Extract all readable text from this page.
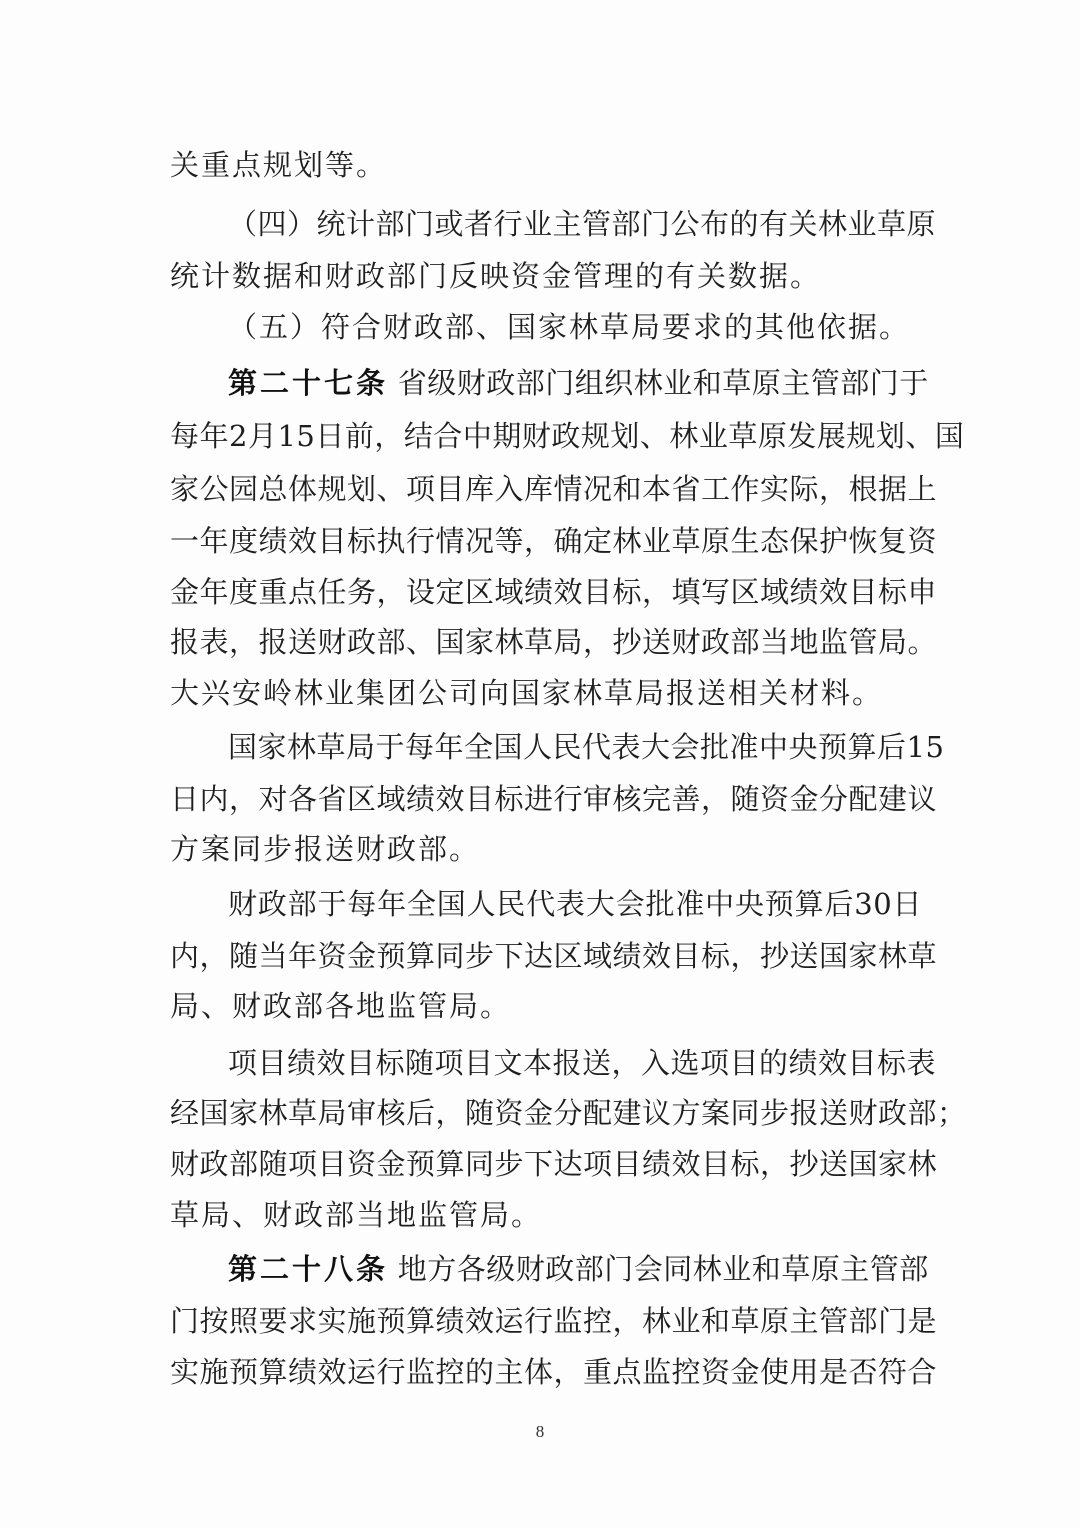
关重点规划等。
（四）统计部门或者行业主管部门公布的有关林业草原
统计数据和财政部门反映资金管理的有关数据。
（五）符合财政部、国家林草局要求的其他依据。
第二十七条 省级财政部门组织林业和草原主管部门于
每年2月15日前，结合中期财政规划、林业草原发展规划、国
家公园总体规划、项目库入库情况和本省工作实际，根据上
一年度绩效目标执行情况等，确定林业草原生态保护恢复资
金年度重点任务，设定区域绩效目标，填写区域绩效目标申
报表，报送财政部、国家林草局，抄送财政部当地监管局。
大兴安岭林业集团公司向国家林草局报送相关材料。
国家林草局于每年全国人民代表大会批准中央预算后15
日内，对各省区域绩效目标进行审核完善，随资金分配建议
方案同步报送财政部。
财政部于每年全国人民代表大会批准中央预算后30日
内，随当年资金预算同步下达区域绩效目标，抄送国家林草
局、财政部各地监管局。
项目绩效目标随项目文本报送，入选项目的绩效目标表
经国家林草局审核后，随资金分配建议方案同步报送财政部；
财政部随项目资金预算同步下达项目绩效目标，抄送国家林
草局、财政部当地监管局。
第二十八条 地方各级财政部门会同林业和草原主管部
门按照要求实施预算绩效运行监控，林业和草原主管部门是
实施预算绩效运行监控的主体，重点监控资金使用是否符合
8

------

● **Task**:
From the listing, extract all text exactly as given and drop any picture.

● **Right answer**:
Extract all readable text from this page.
关重点规划等。
（四）统计部门或者行业主管部门公布的有关林业草原
统计数据和财政部门反映资金管理的有关数据。
（五）符合财政部、国家林草局要求的其他依据。
第二十七条 省级财政部门组织林业和草原主管部门于
每年2月15日前，结合中期财政规划、林业草原发展规划、国
家公园总体规划、项目库入库情况和本省工作实际，根据上
一年度绩效目标执行情况等，确定林业草原生态保护恢复资
金年度重点任务，设定区域绩效目标，填写区域绩效目标申
报表，报送财政部、国家林草局，抄送财政部当地监管局。
大兴安岭林业集团公司向国家林草局报送相关材料。
国家林草局于每年全国人民代表大会批准中央预算后15
日内，对各省区域绩效目标进行审核完善，随资金分配建议
方案同步报送财政部。
财政部于每年全国人民代表大会批准中央预算后30日
内，随当年资金预算同步下达区域绩效目标，抄送国家林草
局、财政部各地监管局。
项目绩效目标随项目文本报送，入选项目的绩效目标表
经国家林草局审核后，随资金分配建议方案同步报送财政部；
财政部随项目资金预算同步下达项目绩效目标，抄送国家林
草局、财政部当地监管局。
第二十八条 地方各级财政部门会同林业和草原主管部
门按照要求实施预算绩效运行监控，林业和草原主管部门是
实施预算绩效运行监控的主体，重点监控资金使用是否符合
8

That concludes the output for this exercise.